## Begin Document passage

# How to use a graph vectorstore as a retriever

A graph vector store retriever is a retriever that uses a graph vector store to retrieve documents. It is similar to a vector store retriever, except that it uses both vector similarity and graph connections to retriever documents
It uses the search methods implemented by a graph vector store, like similarity search and MMR, to query the texts in the graph vector store.

In this guide we will cover:

1. How to instantiate a retriever from a graph vectorstore;
2. How to specify the search type for the retriever;
3. How to specify additional search parameters, such as threshold scores and top-k.

## Creating a retriever from a graph vectorstore

You can build a retriever from a vectorstore using its [.as_retriever](https://api.python.langchain.com/en/latest/vectorstores/langchain_core.graph_vectorstores.GraphVectorStore.html#langchain_core.vectorstores.VectorStore.as_retriever) method. Let's walk through an example.

## End Document passage
## Begin Given records

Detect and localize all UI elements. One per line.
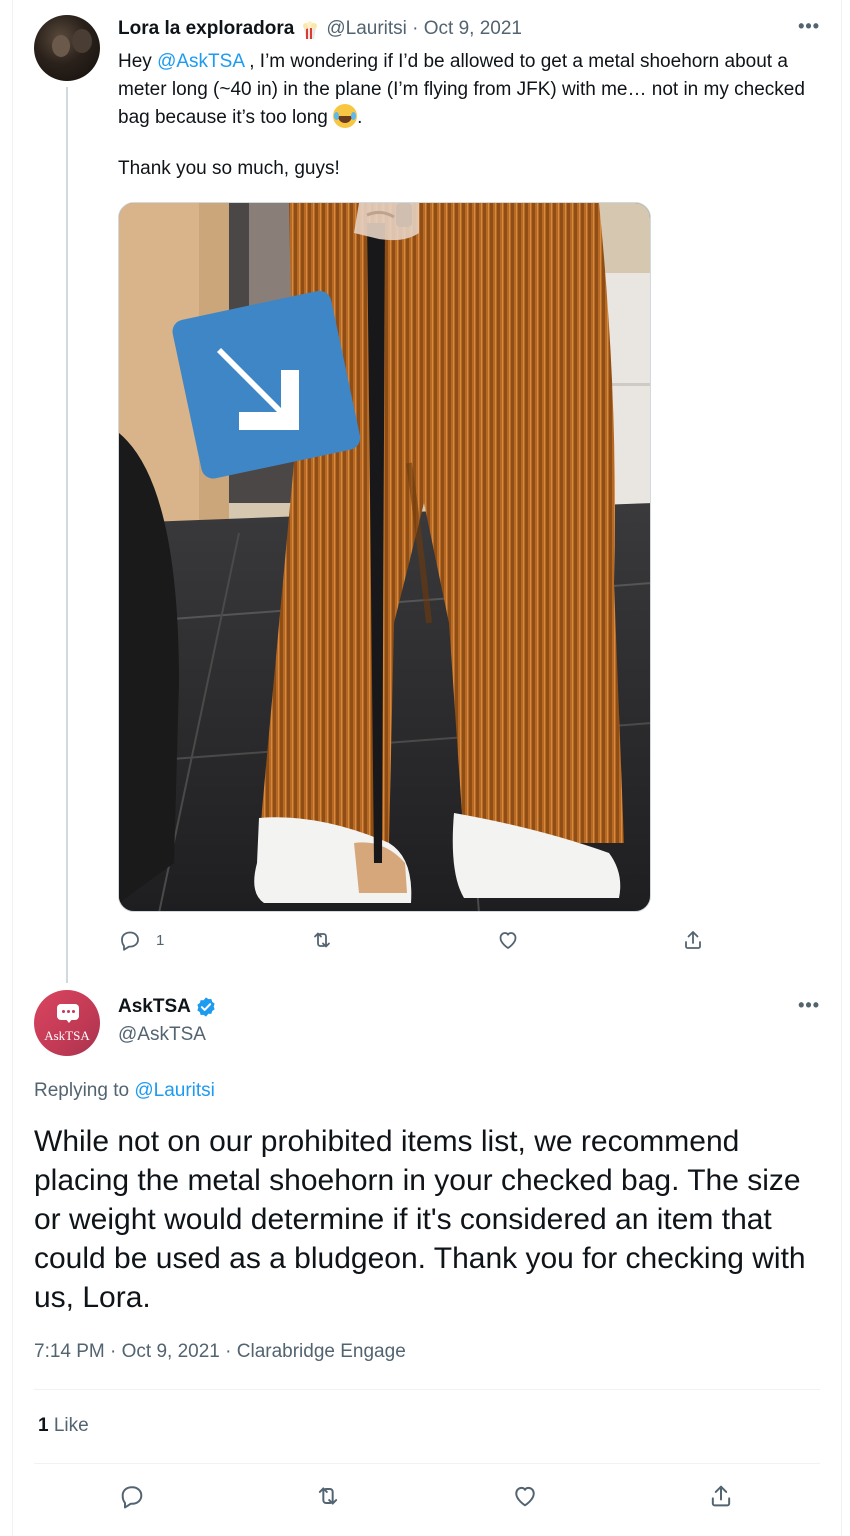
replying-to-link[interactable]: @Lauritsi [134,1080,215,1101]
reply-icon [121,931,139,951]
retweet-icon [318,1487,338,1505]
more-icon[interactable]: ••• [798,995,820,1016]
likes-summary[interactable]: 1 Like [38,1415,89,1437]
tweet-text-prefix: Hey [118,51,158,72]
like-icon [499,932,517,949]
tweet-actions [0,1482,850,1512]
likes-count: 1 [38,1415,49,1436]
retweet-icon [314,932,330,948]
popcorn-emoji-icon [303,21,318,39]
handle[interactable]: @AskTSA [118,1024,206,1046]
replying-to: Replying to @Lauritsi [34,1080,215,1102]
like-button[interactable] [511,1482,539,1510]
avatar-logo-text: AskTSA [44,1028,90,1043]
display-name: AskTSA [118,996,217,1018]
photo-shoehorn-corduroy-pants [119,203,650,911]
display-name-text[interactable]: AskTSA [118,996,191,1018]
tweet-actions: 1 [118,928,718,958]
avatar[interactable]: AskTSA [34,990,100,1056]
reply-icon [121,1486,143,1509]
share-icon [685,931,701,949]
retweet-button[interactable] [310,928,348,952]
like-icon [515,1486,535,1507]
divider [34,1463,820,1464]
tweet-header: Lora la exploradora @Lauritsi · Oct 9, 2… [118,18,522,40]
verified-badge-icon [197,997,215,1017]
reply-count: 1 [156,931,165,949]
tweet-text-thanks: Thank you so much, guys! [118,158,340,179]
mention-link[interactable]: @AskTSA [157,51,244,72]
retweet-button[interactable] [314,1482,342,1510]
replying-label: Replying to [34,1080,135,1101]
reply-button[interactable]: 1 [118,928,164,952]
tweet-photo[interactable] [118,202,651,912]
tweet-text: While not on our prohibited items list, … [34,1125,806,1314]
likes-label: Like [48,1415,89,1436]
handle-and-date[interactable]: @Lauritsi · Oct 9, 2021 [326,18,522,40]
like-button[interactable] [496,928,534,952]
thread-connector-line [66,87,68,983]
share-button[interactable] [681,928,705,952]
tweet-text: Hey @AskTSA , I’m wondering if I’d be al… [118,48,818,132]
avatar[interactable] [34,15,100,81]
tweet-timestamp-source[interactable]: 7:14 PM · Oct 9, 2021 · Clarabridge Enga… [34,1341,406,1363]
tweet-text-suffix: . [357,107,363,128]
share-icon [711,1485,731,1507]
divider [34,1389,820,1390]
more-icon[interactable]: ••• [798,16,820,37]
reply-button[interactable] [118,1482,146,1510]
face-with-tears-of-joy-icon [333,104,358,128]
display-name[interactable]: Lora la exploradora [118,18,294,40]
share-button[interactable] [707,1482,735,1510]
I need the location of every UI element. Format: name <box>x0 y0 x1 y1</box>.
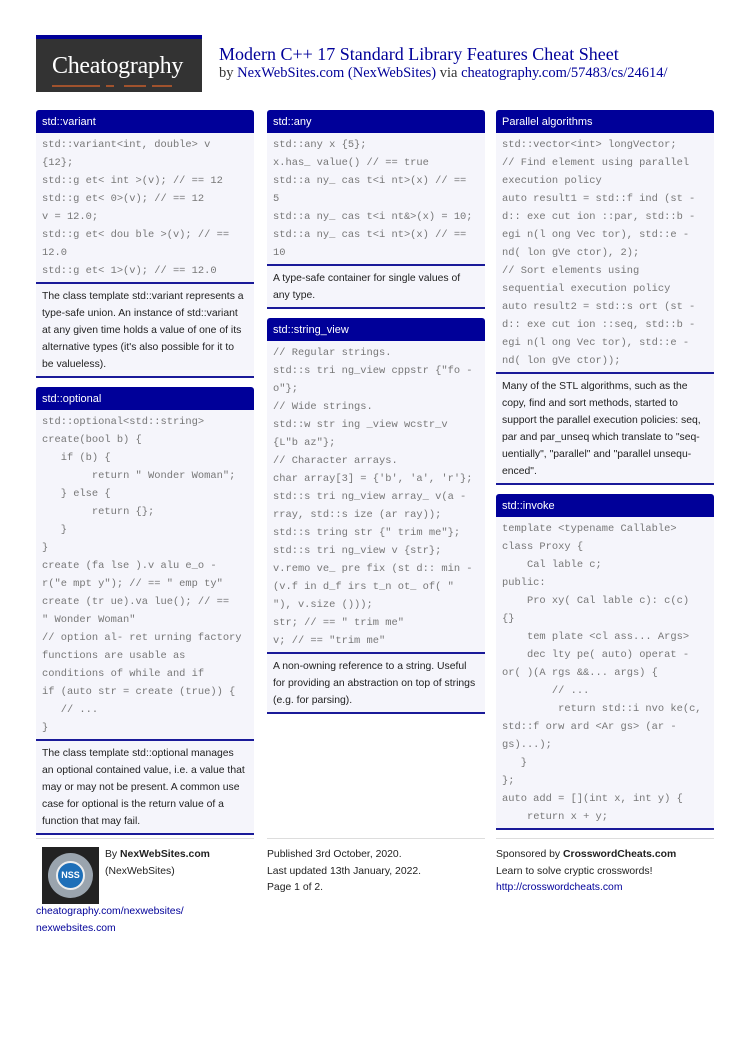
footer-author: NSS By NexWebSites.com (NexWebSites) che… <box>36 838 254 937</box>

## End Given records

### [Things to do]
**1.** According to the graph vector store retriever guide, what two things does such a retriever use to retrieve documents?
**2.** Continue the guide on graph vector store retrievers from the point where it stops.

### [Task responses]
**1.** Vector similarity and graph connections.

**2.**
First we instantiate a graph vectorstore. We will use a store backed by Cassandra [CassandraGraphVectorStore](https://api.python.langchain.com/en/latest/graph_vectorstores/langchain_community.graph_vectorstores.cassandra.CassandraGraphVectorStore.html) graph vectorstore:

In [1]:
from langchain_community.document_loaders import TextLoader
from langchain_community.graph_vectorstores import CassandraGraphVectorStore
from langchain_community.graph_vectorstores.extractors import LinkExtractorTransformer, KeybertLinkExtractor

from langchain_openai import OpenAIEmbeddings
from langchain_text_splitters import CharacterTextSplitter

loader = TextLoader("state_of_the_union.txt")

documents = loader.load()
text_splitter = CharacterTextSplitter(chunk_size=1000, chunk_overlap=0)
texts = text_splitter.split_documents(documents)
pipeline = LinkExtractorTransformer([KeybertLinkExtractor()])
pipeline.transform_documents(texts)
embeddings = OpenAIEmbeddings()
graph_vectorstore = CassandraGraphVectorStore.from_documents(texts, embeddings)

We can then instantiate a retriever:

In [2]:
retriever = graph_vectorstore.as_retriever()

This creates a retriever (specifically a [GraphVectorStoreRetriever](https://api.python.langchain.com/en/latest/graph_vectorstores/langchain_core.graph_vectorstores.base.GraphVectorStoreRetriever.html)), which we can use in the usual way:

In [3]:
docs = retriever.invoke("what did the president say about ketanji brown jackson?")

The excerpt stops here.